(Figure record extracts)
· · ·

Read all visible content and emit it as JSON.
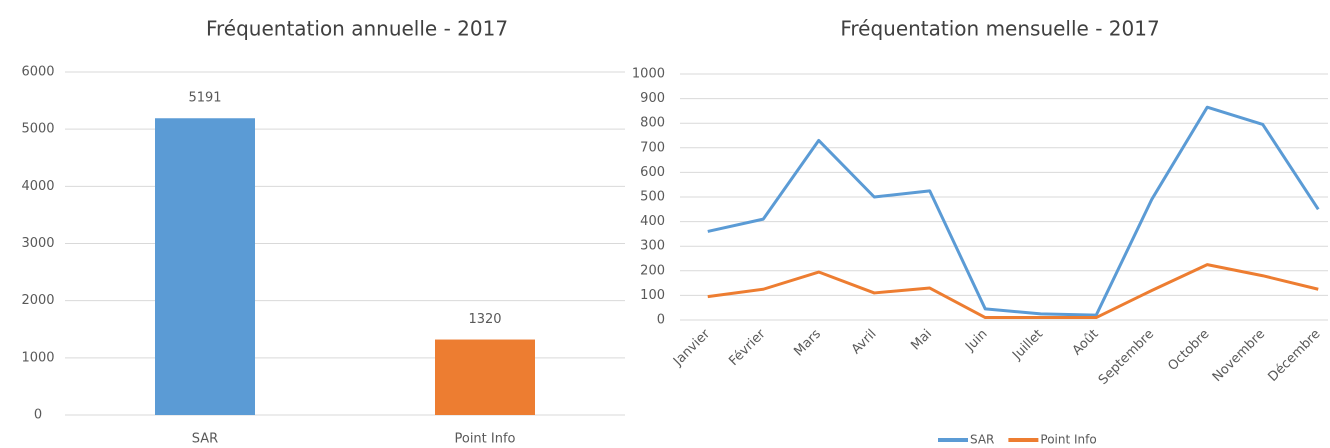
{
  "chart_data": [
    {
      "type": "bar",
      "title": "Fréquentation annuelle - 2017",
      "categories": [
        "SAR",
        "Point Info"
      ],
      "values": [
        5191,
        1320
      ],
      "colors": [
        "#5b9bd5",
        "#ed7d31"
      ],
      "ylim": [
        0,
        6000
      ],
      "yticks": [
        0,
        1000,
        2000,
        3000,
        4000,
        5000,
        6000
      ],
      "grid": true,
      "data_labels": true
    },
    {
      "type": "line",
      "title": "Fréquentation mensuelle - 2017",
      "categories": [
        "Janvier",
        "Février",
        "Mars",
        "Avril",
        "Mai",
        "Juin",
        "Juillet",
        "Août",
        "Septembre",
        "Octobre",
        "Novembre",
        "Décembre"
      ],
      "series": [
        {
          "name": "SAR",
          "color": "#5b9bd5",
          "values": [
            360,
            410,
            730,
            500,
            525,
            45,
            25,
            20,
            490,
            865,
            795,
            450
          ]
        },
        {
          "name": "Point Info",
          "color": "#ed7d31",
          "values": [
            95,
            125,
            195,
            110,
            130,
            10,
            10,
            10,
            120,
            225,
            180,
            125
          ]
        }
      ],
      "ylim": [
        0,
        1000
      ],
      "yticks": [
        0,
        100,
        200,
        300,
        400,
        500,
        600,
        700,
        800,
        900,
        1000
      ],
      "grid": true,
      "legend": "bottom"
    }
  ]
}
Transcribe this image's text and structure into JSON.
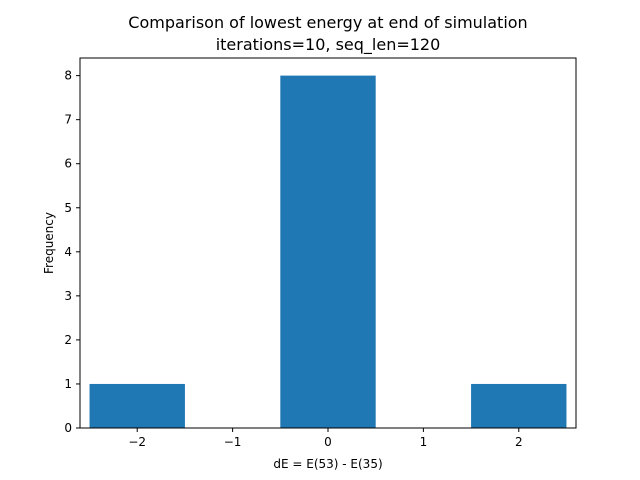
{
  "chart_data": {
    "type": "bar",
    "title": "Comparison of lowest energy at end of simulation",
    "subtitle": "iterations=10, seq_len=120",
    "xlabel": "dE = E(53) - E(35)",
    "ylabel": "Frequency",
    "x": [
      -2,
      0,
      2
    ],
    "values": [
      1,
      8,
      1
    ],
    "bar_width": 1,
    "xlim": [
      -2.6,
      2.6
    ],
    "ylim": [
      0,
      8.4
    ],
    "xticks": [
      -2,
      -1,
      0,
      1,
      2
    ],
    "xtick_labels": [
      "−2",
      "−1",
      "0",
      "1",
      "2"
    ],
    "yticks": [
      0,
      1,
      2,
      3,
      4,
      5,
      6,
      7,
      8
    ],
    "ytick_labels": [
      "0",
      "1",
      "2",
      "3",
      "4",
      "5",
      "6",
      "7",
      "8"
    ],
    "grid": false,
    "bar_color": "#1f77b4"
  }
}
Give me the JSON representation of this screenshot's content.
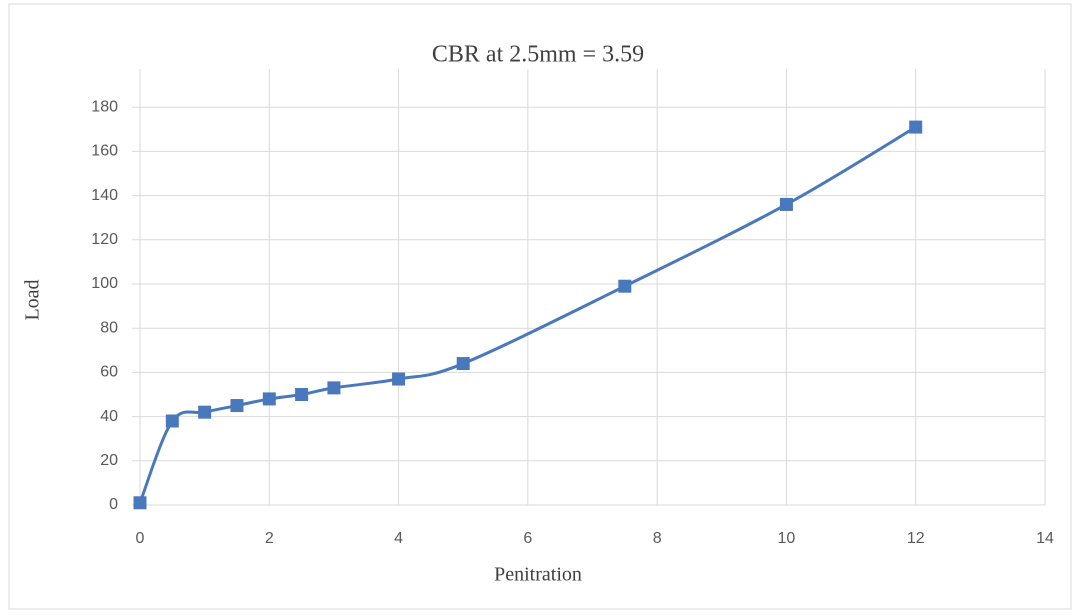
{
  "chart_data": {
    "type": "line",
    "title": "CBR at 2.5mm = 3.59",
    "x_label": "Penitration",
    "y_label": "Load",
    "x": [
      0,
      0.5,
      1,
      1.5,
      2,
      2.5,
      3,
      4,
      5,
      7.5,
      10,
      12
    ],
    "series": [
      {
        "name": "Load",
        "color": "#4a78bc",
        "values": [
          1,
          38,
          42,
          45,
          48,
          50,
          53,
          57,
          64,
          99,
          136,
          171
        ]
      }
    ],
    "xlim": [
      0,
      14
    ],
    "xticks": [
      0,
      2,
      4,
      6,
      8,
      10,
      12,
      14
    ],
    "ylim": [
      0,
      200
    ],
    "yticks": [
      0,
      20,
      40,
      60,
      80,
      100,
      120,
      140,
      160,
      180
    ],
    "grid": true,
    "smooth": true
  }
}
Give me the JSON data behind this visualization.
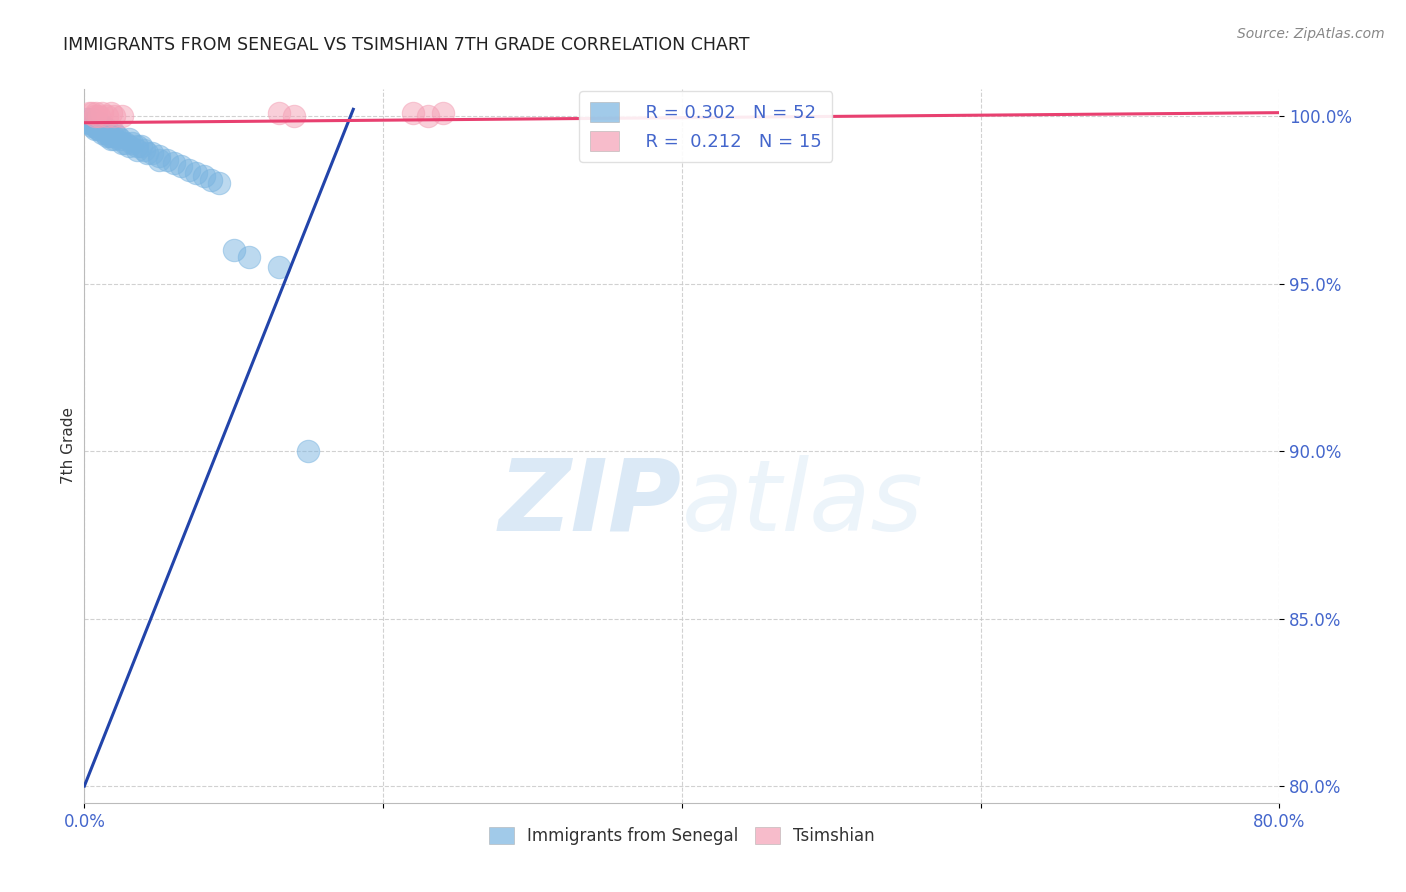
{
  "title": "IMMIGRANTS FROM SENEGAL VS TSIMSHIAN 7TH GRADE CORRELATION CHART",
  "source": "Source: ZipAtlas.com",
  "xlabel_bottom": "Immigrants from Senegal",
  "ylabel": "7th Grade",
  "x_min": 0.0,
  "x_max": 0.8,
  "y_min": 0.795,
  "y_max": 1.008,
  "y_ticks": [
    0.8,
    0.85,
    0.9,
    0.95,
    1.0
  ],
  "y_tick_labels": [
    "80.0%",
    "85.0%",
    "90.0%",
    "95.0%",
    "100.0%"
  ],
  "x_ticks": [
    0.0,
    0.2,
    0.4,
    0.6,
    0.8
  ],
  "x_tick_labels": [
    "0.0%",
    "",
    "",
    "",
    "80.0%"
  ],
  "blue_color": "#7ab4e0",
  "pink_color": "#f4a0b5",
  "blue_line_color": "#2244aa",
  "pink_line_color": "#e84070",
  "legend_R_blue": "0.302",
  "legend_N_blue": "52",
  "legend_R_pink": "0.212",
  "legend_N_pink": "15",
  "blue_scatter_x": [
    0.002,
    0.003,
    0.004,
    0.005,
    0.005,
    0.006,
    0.007,
    0.007,
    0.008,
    0.009,
    0.01,
    0.01,
    0.01,
    0.012,
    0.012,
    0.013,
    0.014,
    0.015,
    0.015,
    0.016,
    0.017,
    0.018,
    0.019,
    0.02,
    0.02,
    0.022,
    0.024,
    0.025,
    0.027,
    0.03,
    0.03,
    0.032,
    0.035,
    0.035,
    0.038,
    0.04,
    0.042,
    0.045,
    0.05,
    0.05,
    0.055,
    0.06,
    0.065,
    0.07,
    0.075,
    0.08,
    0.085,
    0.09,
    0.1,
    0.11,
    0.13,
    0.15
  ],
  "blue_scatter_y": [
    0.999,
    0.998,
    0.998,
    0.999,
    0.997,
    0.998,
    0.997,
    0.996,
    0.997,
    0.996,
    0.998,
    0.997,
    0.996,
    0.997,
    0.995,
    0.996,
    0.995,
    0.996,
    0.994,
    0.995,
    0.994,
    0.993,
    0.994,
    0.995,
    0.993,
    0.994,
    0.993,
    0.992,
    0.992,
    0.993,
    0.991,
    0.992,
    0.991,
    0.99,
    0.991,
    0.99,
    0.989,
    0.989,
    0.988,
    0.987,
    0.987,
    0.986,
    0.985,
    0.984,
    0.983,
    0.982,
    0.981,
    0.98,
    0.96,
    0.958,
    0.955,
    0.9
  ],
  "pink_scatter_x": [
    0.003,
    0.005,
    0.007,
    0.008,
    0.01,
    0.012,
    0.015,
    0.018,
    0.02,
    0.025,
    0.13,
    0.14,
    0.22,
    0.23,
    0.24
  ],
  "pink_scatter_y": [
    1.001,
    1.001,
    1.0,
    1.001,
    1.0,
    1.001,
    1.0,
    1.001,
    1.0,
    1.0,
    1.001,
    1.0,
    1.001,
    1.0,
    1.001
  ],
  "blue_trendline_x": [
    0.0,
    0.18
  ],
  "blue_trendline_y": [
    0.8,
    1.002
  ],
  "pink_trendline_x": [
    0.0,
    0.8
  ],
  "pink_trendline_y": [
    0.998,
    1.001
  ],
  "watermark_zip": "ZIP",
  "watermark_atlas": "atlas",
  "grid_color": "#cccccc",
  "background_color": "#ffffff",
  "tick_color": "#4466cc",
  "label_color": "#333333"
}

· · ·

■ **TASK DESCRIPTION**
Pictures in the records should not appear in your copy, but everything else must be transcribed exactly.

■ **THE RESULT**
Read all visible content and emit it as JSON.
{
  "chart_data": [
    {
      "type": "bar",
      "title": "Fréquentation annuelle - 2017",
      "categories": [
        "SAR",
        "Point Info"
      ],
      "values": [
        5191,
        1320
      ],
      "colors": [
        "#5b9bd5",
        "#ed7d31"
      ],
      "ylim": [
        0,
        6000
      ],
      "yticks": [
        0,
        1000,
        2000,
        3000,
        4000,
        5000,
        6000
      ],
      "grid": true,
      "data_labels": true
    },
    {
      "type": "line",
      "title": "Fréquentation mensuelle - 2017",
      "categories": [
        "Janvier",
        "Février",
        "Mars",
        "Avril",
        "Mai",
        "Juin",
        "Juillet",
        "Août",
        "Septembre",
        "Octobre",
        "Novembre",
        "Décembre"
      ],
      "series": [
        {
          "name": "SAR",
          "color": "#5b9bd5",
          "values": [
            360,
            410,
            730,
            500,
            525,
            45,
            25,
            20,
            490,
            865,
            795,
            450
          ]
        },
        {
          "name": "Point Info",
          "color": "#ed7d31",
          "values": [
            95,
            125,
            195,
            110,
            130,
            10,
            10,
            10,
            120,
            225,
            180,
            125
          ]
        }
      ],
      "ylim": [
        0,
        1000
      ],
      "yticks": [
        0,
        100,
        200,
        300,
        400,
        500,
        600,
        700,
        800,
        900,
        1000
      ],
      "grid": true,
      "legend": "bottom"
    }
  ]
}
Transcribe this image's text and structure into JSON.
{
  "chart_data": {
    "type": "bar",
    "title": "Comparison of lowest energy at end of simulation",
    "subtitle": "iterations=10, seq_len=120",
    "xlabel": "dE = E(53) - E(35)",
    "ylabel": "Frequency",
    "x": [
      -2,
      0,
      2
    ],
    "values": [
      1,
      8,
      1
    ],
    "bar_width": 1,
    "xlim": [
      -2.6,
      2.6
    ],
    "ylim": [
      0,
      8.4
    ],
    "xticks": [
      -2,
      -1,
      0,
      1,
      2
    ],
    "xtick_labels": [
      "−2",
      "−1",
      "0",
      "1",
      "2"
    ],
    "yticks": [
      0,
      1,
      2,
      3,
      4,
      5,
      6,
      7,
      8
    ],
    "ytick_labels": [
      "0",
      "1",
      "2",
      "3",
      "4",
      "5",
      "6",
      "7",
      "8"
    ],
    "grid": false,
    "bar_color": "#1f77b4"
  }
}
Give me the JSON representation of this screenshot's content.
{
  "chart_data": {
    "type": "line",
    "title": "CBR at 2.5mm = 3.59",
    "x_label": "Penitration",
    "y_label": "Load",
    "x": [
      0,
      0.5,
      1,
      1.5,
      2,
      2.5,
      3,
      4,
      5,
      7.5,
      10,
      12
    ],
    "series": [
      {
        "name": "Load",
        "color": "#4a78bc",
        "values": [
          1,
          38,
          42,
          45,
          48,
          50,
          53,
          57,
          64,
          99,
          136,
          171
        ]
      }
    ],
    "xlim": [
      0,
      14
    ],
    "xticks": [
      0,
      2,
      4,
      6,
      8,
      10,
      12,
      14
    ],
    "ylim": [
      0,
      200
    ],
    "yticks": [
      0,
      20,
      40,
      60,
      80,
      100,
      120,
      140,
      160,
      180
    ],
    "grid": true,
    "smooth": true
  }
}
Give me the JSON data behind this visualization.
{
  "title": "IMMIGRANTS FROM SENEGAL VS TSIMSHIAN 7TH GRADE CORRELATION CHART",
  "source": "Source: ZipAtlas.com",
  "xlabel_bottom": "Immigrants from Senegal",
  "ylabel": "7th Grade",
  "x_min": 0.0,
  "x_max": 0.8,
  "y_min": 0.795,
  "y_max": 1.008,
  "y_ticks": [
    0.8,
    0.85,
    0.9,
    0.95,
    1.0
  ],
  "y_tick_labels": [
    "80.0%",
    "85.0%",
    "90.0%",
    "95.0%",
    "100.0%"
  ],
  "x_ticks": [
    0.0,
    0.2,
    0.4,
    0.6,
    0.8
  ],
  "x_tick_labels": [
    "0.0%",
    "",
    "",
    "",
    "80.0%"
  ],
  "blue_color": "#7ab4e0",
  "pink_color": "#f4a0b5",
  "blue_line_color": "#2244aa",
  "pink_line_color": "#e84070",
  "legend_R_blue": "0.302",
  "legend_N_blue": "52",
  "legend_R_pink": "0.212",
  "legend_N_pink": "15",
  "blue_scatter_x": [
    0.002,
    0.003,
    0.004,
    0.005,
    0.005,
    0.006,
    0.007,
    0.007,
    0.008,
    0.009,
    0.01,
    0.01,
    0.01,
    0.012,
    0.012,
    0.013,
    0.014,
    0.015,
    0.015,
    0.016,
    0.017,
    0.018,
    0.019,
    0.02,
    0.02,
    0.022,
    0.024,
    0.025,
    0.027,
    0.03,
    0.03,
    0.032,
    0.035,
    0.035,
    0.038,
    0.04,
    0.042,
    0.045,
    0.05,
    0.05,
    0.055,
    0.06,
    0.065,
    0.07,
    0.075,
    0.08,
    0.085,
    0.09,
    0.1,
    0.11,
    0.13,
    0.15
  ],
  "blue_scatter_y": [
    0.999,
    0.998,
    0.998,
    0.999,
    0.997,
    0.998,
    0.997,
    0.996,
    0.997,
    0.996,
    0.998,
    0.997,
    0.996,
    0.997,
    0.995,
    0.996,
    0.995,
    0.996,
    0.994,
    0.995,
    0.994,
    0.993,
    0.994,
    0.995,
    0.993,
    0.994,
    0.993,
    0.992,
    0.992,
    0.993,
    0.991,
    0.992,
    0.991,
    0.99,
    0.991,
    0.99,
    0.989,
    0.989,
    0.988,
    0.987,
    0.987,
    0.986,
    0.985,
    0.984,
    0.983,
    0.982,
    0.981,
    0.98,
    0.96,
    0.958,
    0.955,
    0.9
  ],
  "pink_scatter_x": [
    0.003,
    0.005,
    0.007,
    0.008,
    0.01,
    0.012,
    0.015,
    0.018,
    0.02,
    0.025,
    0.13,
    0.14,
    0.22,
    0.23,
    0.24
  ],
  "pink_scatter_y": [
    1.001,
    1.001,
    1.0,
    1.001,
    1.0,
    1.001,
    1.0,
    1.001,
    1.0,
    1.0,
    1.001,
    1.0,
    1.001,
    1.0,
    1.001
  ],
  "blue_trendline_x": [
    0.0,
    0.18
  ],
  "blue_trendline_y": [
    0.8,
    1.002
  ],
  "pink_trendline_x": [
    0.0,
    0.8
  ],
  "pink_trendline_y": [
    0.998,
    1.001
  ],
  "watermark_zip": "ZIP",
  "watermark_atlas": "atlas",
  "grid_color": "#cccccc",
  "background_color": "#ffffff",
  "tick_color": "#4466cc",
  "label_color": "#333333"
}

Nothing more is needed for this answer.